Father's Office is a gastropub located at 1018 Montana Avenue in Santa Monica, California and has become famous for the Office Burger, which Esquire called one of the best burgers in the world.

History
Father's Office was founded in 1953. From 1986 to 2000, under the ownership of Lou Moench, Father's Office was influential in the rise of America's craft brewing industry and the establishment of smoke-free bars in California.

Moench initially sold two types of beers from Anchor Brewing Company and Sierra Nevada Brewing Company, and expanded the beer menu over the years to include more than 70 brands from California, Oregon and Washington. Selections would vary, depending on available stock and season.

Looking back on when he purchased Father's Office in the late '80s, Moench said embracing craft beer came with a cost. "When I stopped selling Bud and put Widmer Hefeweizen on that tap handle, I got a reaction. I had to educate people."

Father's Office made headlines in 1991 when Moench decided to voluntarily make it California's first smoke-free bar. For Moench, taking action was a health issue for his employees. "Secondhand smoke kills some 53,000 people each year,” Moench would tell bar owners. "This is about caring for the health of your employees and customers who don't smoke," he said. Seven years later, all other bar owners in California would eventually join him. In 1994, Gov. Pete Wilson signed a law banning smoking in the workplace. A temporary exemption was carved out for bars and casinos, but that ended on January 1, 1998.
☆ ☆ ☆ ☆ ☆
WHAT YOU WILL DO:
1/ Reproduce word for word the stretch of the Father's Office article that starts with the words "Moench initially sold" and ends after the words "stock and season.".
2/ Condense the paragraph of the Father's Office article that opens with "Moench initially sold two types of beers" into one shorter sentence that keeps its main facts.

COLLECTED MATERIAL:
☆ ☆ ☆ ☆ ☆
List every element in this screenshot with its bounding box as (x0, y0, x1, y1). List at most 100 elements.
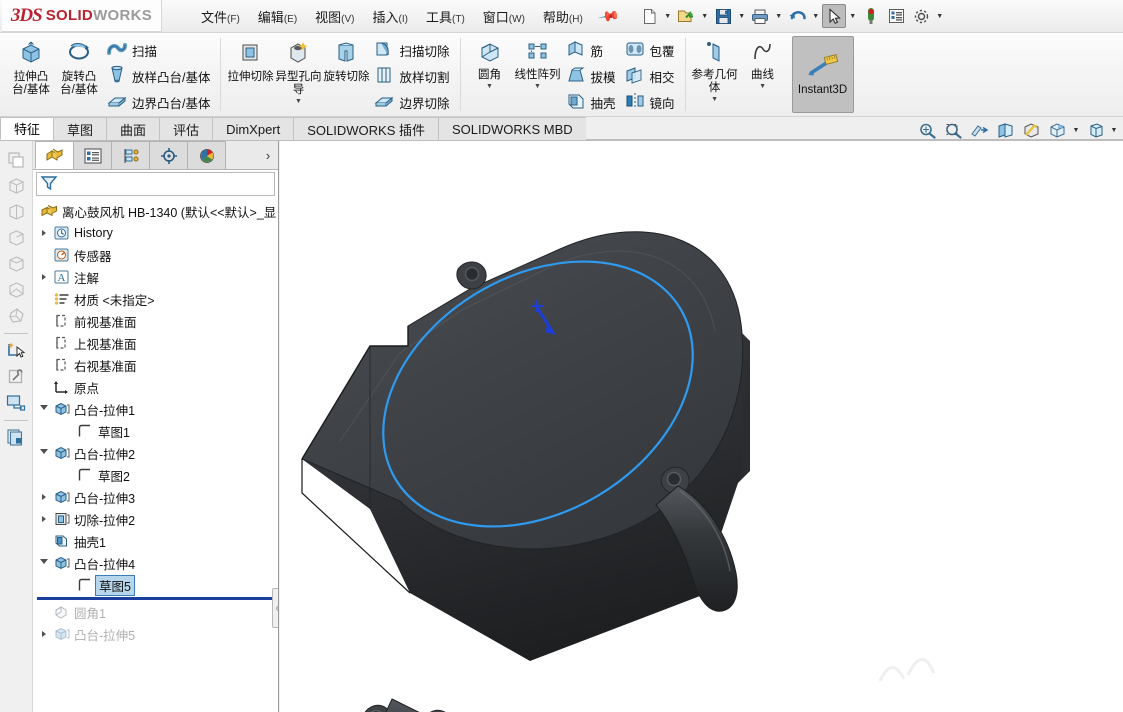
☆ ☆ ☆ ☆ ☆
TASK-BY-TASK RESULTS:
1/
Moench initially sold two types of beers from Anchor Brewing Company and Sierra Nevada Brewing Company, and expanded the beer menu over the years to include more than 70 brands from California, Oregon and Washington. Selections would vary, depending on available stock and season.

2/ Moench started with two beers, from Anchor Brewing Company and Sierra Nevada Brewing Company, and over the years expanded to more than 70 brands from California, Oregon and Washington, with selections varying by available stock and season.